◆ PROVIDED MATERIAL
= = =

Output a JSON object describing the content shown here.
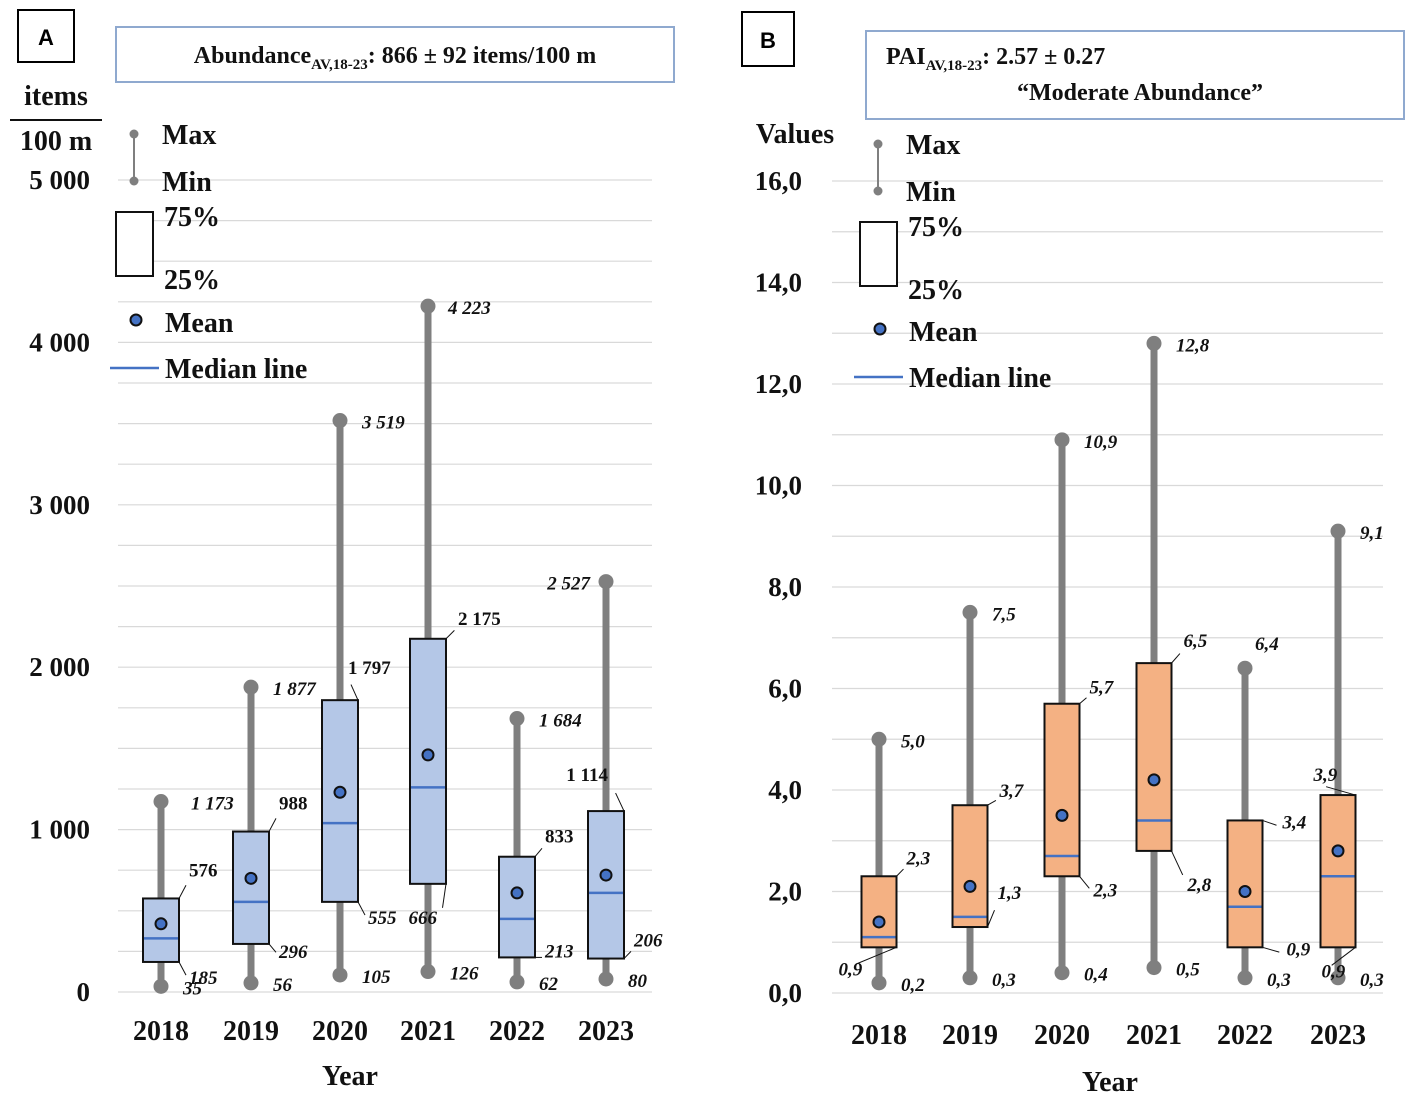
{
  "colors": {
    "box_a": "#b4c7e7",
    "box_b": "#f4b183",
    "whisker": "#7f7f7f",
    "median": "#4472c4",
    "mean": "#4472c4",
    "grid": "#d9d9d9",
    "header_border": "#8fa9cf"
  },
  "legend": {
    "max": "Max",
    "min": "Min",
    "q75": "75%",
    "q25": "25%",
    "mean": "Mean",
    "median": "Median line"
  },
  "chart_data": [
    {
      "type": "box",
      "panel": "A",
      "header": {
        "main": "Abundance",
        "sub": "AV,18-23",
        "rest": ": 866 ± 92 items/100 m"
      },
      "ylabel_top": "items",
      "ylabel_bottom": "100 m",
      "xlabel": "Year",
      "ylim": [
        0,
        5000
      ],
      "yticks": [
        0,
        1000,
        2000,
        3000,
        4000,
        5000
      ],
      "ytick_labels": [
        "0",
        "1 000",
        "2 000",
        "3 000",
        "4 000",
        "5 000"
      ],
      "grid_step": 250,
      "categories": [
        "2018",
        "2019",
        "2020",
        "2021",
        "2022",
        "2023"
      ],
      "min": [
        35,
        56,
        105,
        126,
        62,
        80
      ],
      "q1": [
        185,
        296,
        555,
        666,
        213,
        206
      ],
      "median": [
        330,
        555,
        1040,
        1260,
        450,
        610
      ],
      "mean": [
        420,
        700,
        1230,
        1460,
        610,
        720
      ],
      "q3": [
        576,
        988,
        1797,
        2175,
        833,
        1114
      ],
      "max": [
        1173,
        1877,
        3519,
        4223,
        1684,
        2527
      ],
      "labels": {
        "min": [
          "35",
          "56",
          "105",
          "126",
          "62",
          "80"
        ],
        "q1": [
          "185",
          "296",
          "555",
          "666",
          "213",
          "206"
        ],
        "q3": [
          "576",
          "988",
          "1 797",
          "2 175",
          "833",
          "1 114"
        ],
        "max": [
          "1 173",
          "1 877",
          "3 519",
          "4 223",
          "1 684",
          "2 527"
        ]
      }
    },
    {
      "type": "box",
      "panel": "B",
      "header": {
        "main": "PAI",
        "sub": "AV,18-23",
        "rest": ": 2.57 ± 0.27",
        "line2": "“Moderate Abundance”"
      },
      "ylabel_top": "Values",
      "xlabel": "Year",
      "ylim": [
        0,
        16
      ],
      "yticks": [
        0,
        2,
        4,
        6,
        8,
        10,
        12,
        14,
        16
      ],
      "ytick_labels": [
        "0,0",
        "2,0",
        "4,0",
        "6,0",
        "8,0",
        "10,0",
        "12,0",
        "14,0",
        "16,0"
      ],
      "grid_step": 1,
      "categories": [
        "2018",
        "2019",
        "2020",
        "2021",
        "2022",
        "2023"
      ],
      "min": [
        0.2,
        0.3,
        0.4,
        0.5,
        0.3,
        0.3
      ],
      "q1": [
        0.9,
        1.3,
        2.3,
        2.8,
        0.9,
        0.9
      ],
      "median": [
        1.1,
        1.5,
        2.7,
        3.4,
        1.7,
        2.3
      ],
      "mean": [
        1.4,
        2.1,
        3.5,
        4.2,
        2.0,
        2.8
      ],
      "q3": [
        2.3,
        3.7,
        5.7,
        6.5,
        3.4,
        3.9
      ],
      "max": [
        5.0,
        7.5,
        10.9,
        12.8,
        6.4,
        9.1
      ],
      "labels": {
        "min": [
          "0,2",
          "0,3",
          "0,4",
          "0,5",
          "0,3",
          "0,3"
        ],
        "q1": [
          "0,9",
          "1,3",
          "2,3",
          "2,8",
          "0,9",
          "0,9"
        ],
        "q3": [
          "2,3",
          "3,7",
          "5,7",
          "6,5",
          "3,4",
          "3,9"
        ],
        "max": [
          "5,0",
          "7,5",
          "10,9",
          "12,8",
          "6,4",
          "9,1"
        ]
      }
    }
  ]
}
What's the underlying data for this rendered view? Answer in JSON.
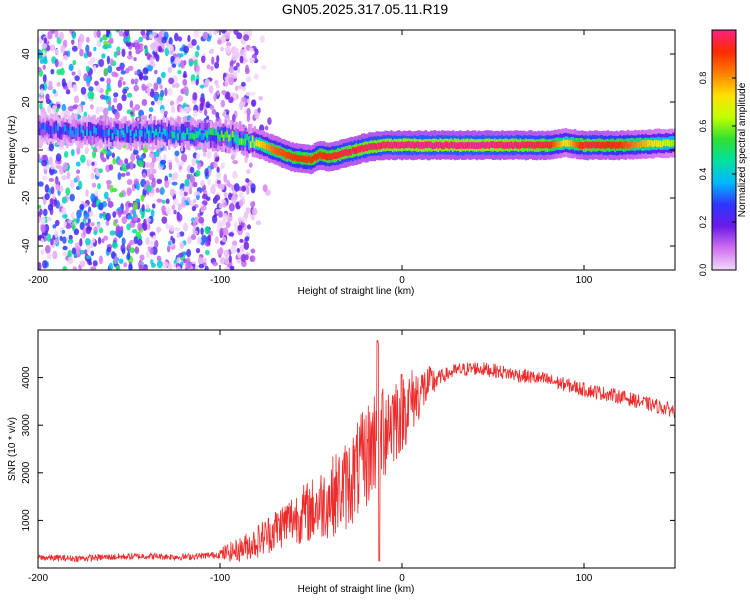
{
  "title": "GN05.2025.317.05.11.R19",
  "chart_data": [
    {
      "type": "heatmap",
      "xlabel": "Height of straight line (km)",
      "ylabel": "Frequency (Hz)",
      "xlim": [
        -200,
        150
      ],
      "ylim": [
        -50,
        50
      ],
      "x_ticks": [
        -200,
        -100,
        0,
        100
      ],
      "y_ticks": [
        -40,
        -20,
        0,
        20,
        40
      ],
      "colorbar": {
        "label": "Normalized spectral amplitude",
        "range": [
          0,
          1
        ],
        "ticks": [
          "0.0",
          "0.2",
          "0.4",
          "0.6",
          "0.8"
        ],
        "colors": [
          "#f2d9fa",
          "#d070f0",
          "#6a1be8",
          "#2f35ff",
          "#00b8ff",
          "#00e0a0",
          "#30e030",
          "#c0ff00",
          "#ffe000",
          "#ff8000",
          "#ff2a00",
          "#ff2080"
        ]
      },
      "ridge": {
        "x": [
          -200,
          -180,
          -160,
          -140,
          -120,
          -100,
          -90,
          -80,
          -70,
          -60,
          -50,
          -45,
          -40,
          -30,
          -20,
          -10,
          0,
          20,
          50,
          80,
          90,
          100,
          120,
          150
        ],
        "frequency": [
          9,
          8,
          7,
          7,
          7,
          6,
          5,
          3,
          0,
          -3,
          -4,
          -2,
          -3,
          -1,
          1,
          2,
          2,
          2,
          2,
          2,
          3,
          2,
          2,
          3
        ],
        "amplitude": [
          0.3,
          0.35,
          0.4,
          0.45,
          0.5,
          0.55,
          0.6,
          0.7,
          0.85,
          0.9,
          0.9,
          0.9,
          0.92,
          0.95,
          0.97,
          0.98,
          1.0,
          1.0,
          1.0,
          0.95,
          0.7,
          0.95,
          0.9,
          0.6
        ]
      }
    },
    {
      "type": "line",
      "xlabel": "Height of straight line (km)",
      "ylabel": "SNR (10 * v/v)",
      "xlim": [
        -200,
        150
      ],
      "ylim": [
        0,
        5000
      ],
      "x_ticks": [
        -200,
        -100,
        0,
        100
      ],
      "y_ticks": [
        1000,
        2000,
        3000,
        4000
      ],
      "color": "#ee2b2b",
      "series": [
        {
          "name": "SNR",
          "x": [
            -200,
            -180,
            -160,
            -140,
            -120,
            -100,
            -90,
            -80,
            -70,
            -60,
            -50,
            -40,
            -30,
            -20,
            -15,
            -10,
            0,
            10,
            20,
            30,
            40,
            50,
            60,
            80,
            100,
            120,
            150
          ],
          "values": [
            220,
            200,
            230,
            250,
            230,
            280,
            380,
            550,
            800,
            1050,
            1200,
            1450,
            1750,
            2300,
            2700,
            3000,
            3300,
            3700,
            4000,
            4150,
            4200,
            4150,
            4080,
            3950,
            3750,
            3600,
            3300
          ]
        }
      ]
    }
  ]
}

= = =

◆ WORK INSTRUCTIONS
Look for the word "Abundance" in every line of the listing and copy the lines that have it.

◆ THE ANSWER
        "main": "Abundance",
        "line2": "“Moderate Abundance”"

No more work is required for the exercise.